_GIVEN RECORDS_.
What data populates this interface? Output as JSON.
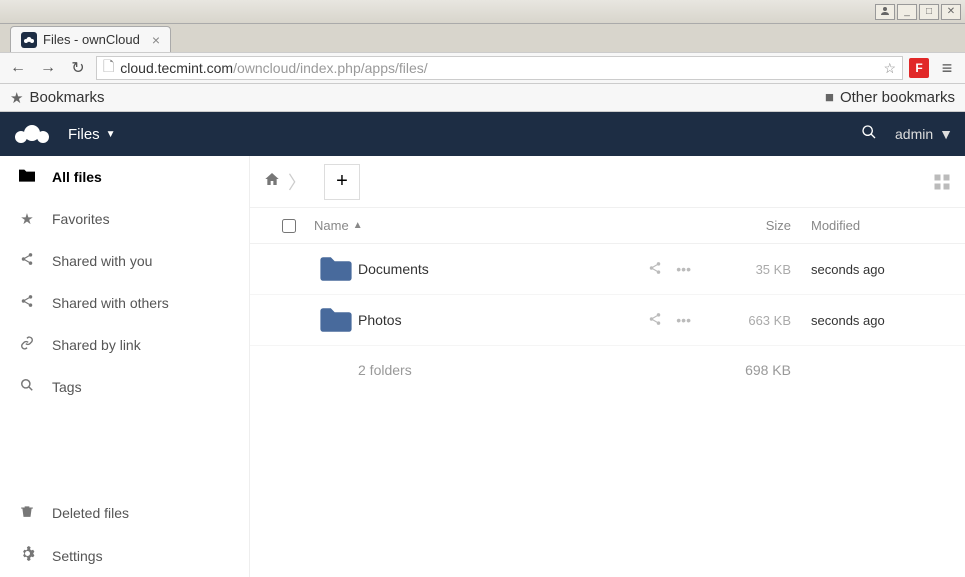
{
  "window": {
    "tab_title": "Files - ownCloud",
    "url_host": "cloud.tecmint.com",
    "url_path": "/owncloud/index.php/apps/files/",
    "bookmarks_label": "Bookmarks",
    "other_bookmarks_label": "Other bookmarks"
  },
  "app": {
    "nav_label": "Files",
    "user_name": "admin"
  },
  "sidebar": {
    "items": [
      {
        "label": "All files",
        "icon": "folder",
        "name": "all-files",
        "active": true
      },
      {
        "label": "Favorites",
        "icon": "star",
        "name": "favorites",
        "active": false
      },
      {
        "label": "Shared with you",
        "icon": "share",
        "name": "shared-with-you",
        "active": false
      },
      {
        "label": "Shared with others",
        "icon": "share",
        "name": "shared-with-others",
        "active": false
      },
      {
        "label": "Shared by link",
        "icon": "link",
        "name": "shared-by-link",
        "active": false
      },
      {
        "label": "Tags",
        "icon": "search",
        "name": "tags",
        "active": false
      }
    ],
    "bottom": [
      {
        "label": "Deleted files",
        "icon": "trash",
        "name": "deleted-files"
      },
      {
        "label": "Settings",
        "icon": "gear",
        "name": "settings"
      }
    ]
  },
  "filelist": {
    "headers": {
      "name": "Name",
      "size": "Size",
      "modified": "Modified"
    },
    "rows": [
      {
        "name": "Documents",
        "size": "35 KB",
        "modified": "seconds ago"
      },
      {
        "name": "Photos",
        "size": "663 KB",
        "modified": "seconds ago"
      }
    ],
    "summary": {
      "label": "2 folders",
      "size": "698 KB"
    }
  }
}
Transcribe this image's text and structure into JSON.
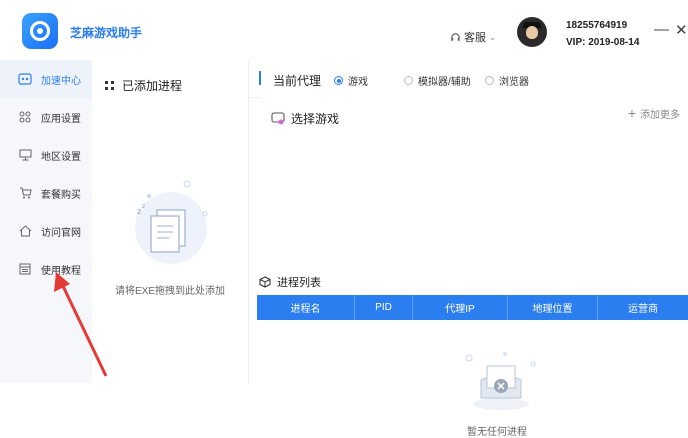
{
  "app": {
    "title": "芝麻游戏助手"
  },
  "header": {
    "customer_service": "客服",
    "phone": "18255764919",
    "vip": "VIP: 2019-08-14",
    "minimize": "—",
    "close": "✕"
  },
  "nav": {
    "items": [
      {
        "label": "加速中心",
        "icon": "gamepad-icon",
        "active": true
      },
      {
        "label": "应用设置",
        "icon": "grid-icon"
      },
      {
        "label": "地区设置",
        "icon": "monitor-icon"
      },
      {
        "label": "套餐购买",
        "icon": "cart-icon"
      },
      {
        "label": "访问官网",
        "icon": "home-icon"
      },
      {
        "label": "使用教程",
        "icon": "book-icon"
      }
    ]
  },
  "process_panel": {
    "title": "已添加进程",
    "hint": "请将EXE拖拽到此处添加"
  },
  "proxy": {
    "title": "当前代理",
    "options": [
      {
        "label": "游戏",
        "selected": true
      },
      {
        "label": "模拟器/辅助"
      },
      {
        "label": "浏览器"
      }
    ]
  },
  "game_section": {
    "title": "选择游戏",
    "add_more": "添加更多"
  },
  "process_list": {
    "title": "进程列表",
    "columns": [
      "进程名",
      "PID",
      "代理IP",
      "地理位置",
      "运营商"
    ],
    "empty_text": "暂无任何进程"
  },
  "colors": {
    "accent": "#2b7ef0",
    "annotation_arrow": "#e53935"
  }
}
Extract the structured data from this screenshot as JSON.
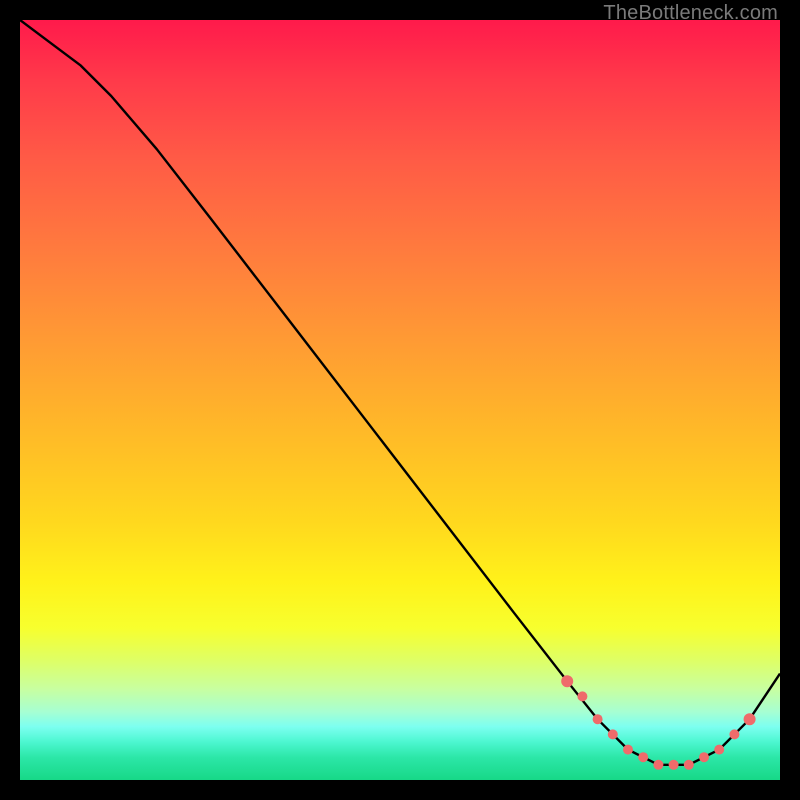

_WORK TO DO_. Quote in full the listing given above; the images are to be left out.

_THE COMPLETED TASK_.
What data populates this interface? Output as JSON.
{
  "window": {
    "tab_title": "Files - ownCloud",
    "url_host": "cloud.tecmint.com",
    "url_path": "/owncloud/index.php/apps/files/",
    "bookmarks_label": "Bookmarks",
    "other_bookmarks_label": "Other bookmarks"
  },
  "app": {
    "nav_label": "Files",
    "user_name": "admin"
  },
  "sidebar": {
    "items": [
      {
        "label": "All files",
        "icon": "folder",
        "name": "all-files",
        "active": true
      },
      {
        "label": "Favorites",
        "icon": "star",
        "name": "favorites",
        "active": false
      },
      {
        "label": "Shared with you",
        "icon": "share",
        "name": "shared-with-you",
        "active": false
      },
      {
        "label": "Shared with others",
        "icon": "share",
        "name": "shared-with-others",
        "active": false
      },
      {
        "label": "Shared by link",
        "icon": "link",
        "name": "shared-by-link",
        "active": false
      },
      {
        "label": "Tags",
        "icon": "search",
        "name": "tags",
        "active": false
      }
    ],
    "bottom": [
      {
        "label": "Deleted files",
        "icon": "trash",
        "name": "deleted-files"
      },
      {
        "label": "Settings",
        "icon": "gear",
        "name": "settings"
      }
    ]
  },
  "filelist": {
    "headers": {
      "name": "Name",
      "size": "Size",
      "modified": "Modified"
    },
    "rows": [
      {
        "name": "Documents",
        "size": "35 KB",
        "modified": "seconds ago"
      },
      {
        "name": "Photos",
        "size": "663 KB",
        "modified": "seconds ago"
      }
    ],
    "summary": {
      "label": "2 folders",
      "size": "698 KB"
    }
  }
}
Transcribe this image's text and structure into JSON.
{
  "app": {
    "title": "芝麻游戏助手"
  },
  "header": {
    "customer_service": "客服",
    "phone": "18255764919",
    "vip": "VIP: 2019-08-14",
    "minimize": "—",
    "close": "✕"
  },
  "nav": {
    "items": [
      {
        "label": "加速中心",
        "icon": "gamepad-icon",
        "active": true
      },
      {
        "label": "应用设置",
        "icon": "grid-icon"
      },
      {
        "label": "地区设置",
        "icon": "monitor-icon"
      },
      {
        "label": "套餐购买",
        "icon": "cart-icon"
      },
      {
        "label": "访问官网",
        "icon": "home-icon"
      },
      {
        "label": "使用教程",
        "icon": "book-icon"
      }
    ]
  },
  "process_panel": {
    "title": "已添加进程",
    "hint": "请将EXE拖拽到此处添加"
  },
  "proxy": {
    "title": "当前代理",
    "options": [
      {
        "label": "游戏",
        "selected": true
      },
      {
        "label": "模拟器/辅助"
      },
      {
        "label": "浏览器"
      }
    ]
  },
  "game_section": {
    "title": "选择游戏",
    "add_more": "添加更多"
  },
  "process_list": {
    "title": "进程列表",
    "columns": [
      "进程名",
      "PID",
      "代理IP",
      "地理位置",
      "运营商"
    ],
    "empty_text": "暂无任何进程"
  },
  "colors": {
    "accent": "#2b7ef0",
    "annotation_arrow": "#e53935"
  }
}
Extract the structured data from this screenshot as JSON.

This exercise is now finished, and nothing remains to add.